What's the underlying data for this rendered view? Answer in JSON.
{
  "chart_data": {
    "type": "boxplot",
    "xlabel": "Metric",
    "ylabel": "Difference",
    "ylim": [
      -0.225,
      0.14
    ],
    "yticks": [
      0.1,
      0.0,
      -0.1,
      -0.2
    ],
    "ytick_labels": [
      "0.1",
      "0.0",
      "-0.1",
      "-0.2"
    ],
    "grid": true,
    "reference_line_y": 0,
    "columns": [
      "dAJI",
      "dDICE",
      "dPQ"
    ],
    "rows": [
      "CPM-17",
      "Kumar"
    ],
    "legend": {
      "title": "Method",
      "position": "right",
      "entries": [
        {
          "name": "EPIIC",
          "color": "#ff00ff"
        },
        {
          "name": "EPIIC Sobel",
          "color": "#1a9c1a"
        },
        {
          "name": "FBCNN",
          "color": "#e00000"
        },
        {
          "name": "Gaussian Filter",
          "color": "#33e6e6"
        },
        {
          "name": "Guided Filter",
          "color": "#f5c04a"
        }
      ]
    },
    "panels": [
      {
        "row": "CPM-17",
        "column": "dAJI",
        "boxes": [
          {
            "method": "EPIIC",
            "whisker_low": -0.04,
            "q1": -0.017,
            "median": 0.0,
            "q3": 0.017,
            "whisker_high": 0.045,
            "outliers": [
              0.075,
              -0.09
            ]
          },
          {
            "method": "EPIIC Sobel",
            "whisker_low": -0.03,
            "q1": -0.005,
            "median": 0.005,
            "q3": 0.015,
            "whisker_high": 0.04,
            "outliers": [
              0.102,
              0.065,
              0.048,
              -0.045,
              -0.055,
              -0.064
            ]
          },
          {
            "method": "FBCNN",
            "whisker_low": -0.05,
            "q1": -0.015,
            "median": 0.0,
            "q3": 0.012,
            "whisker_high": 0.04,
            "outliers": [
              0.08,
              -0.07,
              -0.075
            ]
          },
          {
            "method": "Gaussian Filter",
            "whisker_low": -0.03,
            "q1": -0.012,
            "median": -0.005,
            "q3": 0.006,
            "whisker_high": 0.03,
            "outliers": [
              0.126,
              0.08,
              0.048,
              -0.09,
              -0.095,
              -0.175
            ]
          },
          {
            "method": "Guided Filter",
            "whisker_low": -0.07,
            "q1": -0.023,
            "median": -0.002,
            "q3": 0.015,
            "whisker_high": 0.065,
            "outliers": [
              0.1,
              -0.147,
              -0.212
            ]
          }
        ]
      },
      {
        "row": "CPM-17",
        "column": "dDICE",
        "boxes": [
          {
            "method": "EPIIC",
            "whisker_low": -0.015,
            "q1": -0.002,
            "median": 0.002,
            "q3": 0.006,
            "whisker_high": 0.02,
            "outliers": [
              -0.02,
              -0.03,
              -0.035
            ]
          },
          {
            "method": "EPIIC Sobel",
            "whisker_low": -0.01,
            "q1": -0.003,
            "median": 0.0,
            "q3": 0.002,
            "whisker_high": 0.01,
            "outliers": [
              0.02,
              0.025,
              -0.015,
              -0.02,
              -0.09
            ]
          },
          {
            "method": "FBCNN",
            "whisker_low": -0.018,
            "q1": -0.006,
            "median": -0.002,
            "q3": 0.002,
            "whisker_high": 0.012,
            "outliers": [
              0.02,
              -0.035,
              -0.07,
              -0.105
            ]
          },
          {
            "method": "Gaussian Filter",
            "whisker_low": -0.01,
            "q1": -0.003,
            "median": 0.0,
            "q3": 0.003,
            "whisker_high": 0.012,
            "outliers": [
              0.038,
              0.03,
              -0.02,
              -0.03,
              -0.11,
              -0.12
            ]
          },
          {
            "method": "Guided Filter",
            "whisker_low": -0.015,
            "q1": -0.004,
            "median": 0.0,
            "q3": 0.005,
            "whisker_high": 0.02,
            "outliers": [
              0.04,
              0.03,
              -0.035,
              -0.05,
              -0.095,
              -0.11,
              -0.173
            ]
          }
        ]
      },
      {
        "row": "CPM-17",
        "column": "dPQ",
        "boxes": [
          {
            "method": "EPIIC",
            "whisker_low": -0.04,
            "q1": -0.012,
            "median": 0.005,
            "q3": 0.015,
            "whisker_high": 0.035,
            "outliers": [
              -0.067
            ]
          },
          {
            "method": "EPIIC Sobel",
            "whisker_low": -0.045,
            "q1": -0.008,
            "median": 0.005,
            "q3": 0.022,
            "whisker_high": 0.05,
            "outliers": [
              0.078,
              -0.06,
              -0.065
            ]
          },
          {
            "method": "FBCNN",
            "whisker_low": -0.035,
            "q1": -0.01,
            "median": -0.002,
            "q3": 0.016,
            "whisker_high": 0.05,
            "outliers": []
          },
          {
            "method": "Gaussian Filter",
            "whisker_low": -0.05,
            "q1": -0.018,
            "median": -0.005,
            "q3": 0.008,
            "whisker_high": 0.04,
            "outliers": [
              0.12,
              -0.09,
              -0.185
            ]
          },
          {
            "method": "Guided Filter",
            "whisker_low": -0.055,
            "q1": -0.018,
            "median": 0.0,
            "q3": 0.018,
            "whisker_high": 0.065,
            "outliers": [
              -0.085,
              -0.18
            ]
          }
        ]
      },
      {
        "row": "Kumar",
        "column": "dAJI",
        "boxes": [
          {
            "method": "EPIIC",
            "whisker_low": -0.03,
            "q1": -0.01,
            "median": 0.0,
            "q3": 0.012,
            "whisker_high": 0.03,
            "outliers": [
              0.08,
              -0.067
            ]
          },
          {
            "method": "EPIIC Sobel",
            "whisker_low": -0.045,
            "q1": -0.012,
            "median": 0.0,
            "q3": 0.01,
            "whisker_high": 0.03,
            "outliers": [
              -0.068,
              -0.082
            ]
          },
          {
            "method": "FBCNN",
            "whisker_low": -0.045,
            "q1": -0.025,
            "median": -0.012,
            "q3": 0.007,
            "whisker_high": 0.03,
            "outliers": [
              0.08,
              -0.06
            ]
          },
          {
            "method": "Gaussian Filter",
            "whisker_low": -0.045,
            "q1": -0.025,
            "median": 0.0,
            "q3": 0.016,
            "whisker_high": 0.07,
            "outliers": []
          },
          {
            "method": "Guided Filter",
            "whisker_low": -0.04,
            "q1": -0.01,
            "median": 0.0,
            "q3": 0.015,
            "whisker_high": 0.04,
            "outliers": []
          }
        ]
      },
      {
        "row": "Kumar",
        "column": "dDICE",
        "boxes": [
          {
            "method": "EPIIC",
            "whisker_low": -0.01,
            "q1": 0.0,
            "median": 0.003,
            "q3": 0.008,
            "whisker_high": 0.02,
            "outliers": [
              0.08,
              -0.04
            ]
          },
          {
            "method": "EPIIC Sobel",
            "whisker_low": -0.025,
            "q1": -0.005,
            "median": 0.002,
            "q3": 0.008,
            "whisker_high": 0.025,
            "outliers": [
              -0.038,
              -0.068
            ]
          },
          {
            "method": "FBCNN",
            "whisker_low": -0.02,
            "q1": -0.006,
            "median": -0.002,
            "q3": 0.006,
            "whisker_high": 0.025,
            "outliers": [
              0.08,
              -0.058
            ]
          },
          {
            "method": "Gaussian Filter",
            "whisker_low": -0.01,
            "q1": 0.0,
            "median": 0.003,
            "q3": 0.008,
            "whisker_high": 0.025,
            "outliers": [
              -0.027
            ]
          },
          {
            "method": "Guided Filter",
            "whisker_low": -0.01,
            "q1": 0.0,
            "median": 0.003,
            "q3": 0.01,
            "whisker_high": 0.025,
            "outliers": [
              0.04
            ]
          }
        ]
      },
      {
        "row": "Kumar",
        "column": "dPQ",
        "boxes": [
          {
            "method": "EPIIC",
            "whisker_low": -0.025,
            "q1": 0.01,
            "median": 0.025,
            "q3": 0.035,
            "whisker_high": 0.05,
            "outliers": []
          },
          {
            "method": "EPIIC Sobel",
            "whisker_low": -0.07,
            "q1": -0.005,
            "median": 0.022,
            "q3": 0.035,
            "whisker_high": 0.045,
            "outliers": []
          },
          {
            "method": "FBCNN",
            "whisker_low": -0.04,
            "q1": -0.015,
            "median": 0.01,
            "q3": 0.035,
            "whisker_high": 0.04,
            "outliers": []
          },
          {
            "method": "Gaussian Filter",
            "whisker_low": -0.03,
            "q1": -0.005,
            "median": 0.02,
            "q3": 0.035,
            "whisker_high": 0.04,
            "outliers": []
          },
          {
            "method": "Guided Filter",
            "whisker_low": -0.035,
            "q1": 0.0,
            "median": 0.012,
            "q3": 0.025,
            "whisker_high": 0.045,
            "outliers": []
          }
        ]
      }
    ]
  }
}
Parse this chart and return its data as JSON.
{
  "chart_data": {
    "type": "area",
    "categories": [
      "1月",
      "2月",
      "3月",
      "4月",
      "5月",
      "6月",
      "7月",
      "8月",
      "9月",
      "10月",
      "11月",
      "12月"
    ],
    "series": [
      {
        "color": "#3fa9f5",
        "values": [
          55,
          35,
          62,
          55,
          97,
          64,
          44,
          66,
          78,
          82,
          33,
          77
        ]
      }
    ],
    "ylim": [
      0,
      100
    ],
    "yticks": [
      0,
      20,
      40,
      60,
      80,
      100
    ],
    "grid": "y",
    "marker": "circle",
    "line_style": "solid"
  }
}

### [What is expected]
Begin with the line containing "Parse this chart and return its data as JSON." and repeat each line exactly until the records above end.

### [Solution to this problem]
Parse this chart and return its data as JSON.
{
  "chart_data": {
    "type": "area",
    "categories": [
      "1月",
      "2月",
      "3月",
      "4月",
      "5月",
      "6月",
      "7月",
      "8月",
      "9月",
      "10月",
      "11月",
      "12月"
    ],
    "series": [
      {
        "color": "#3fa9f5",
        "values": [
          55,
          35,
          62,
          55,
          97,
          64,
          44,
          66,
          78,
          82,
          33,
          77
        ]
      }
    ],
    "ylim": [
      0,
      100
    ],
    "yticks": [
      0,
      20,
      40,
      60,
      80,
      100
    ],
    "grid": "y",
    "marker": "circle",
    "line_style": "solid"
  }
}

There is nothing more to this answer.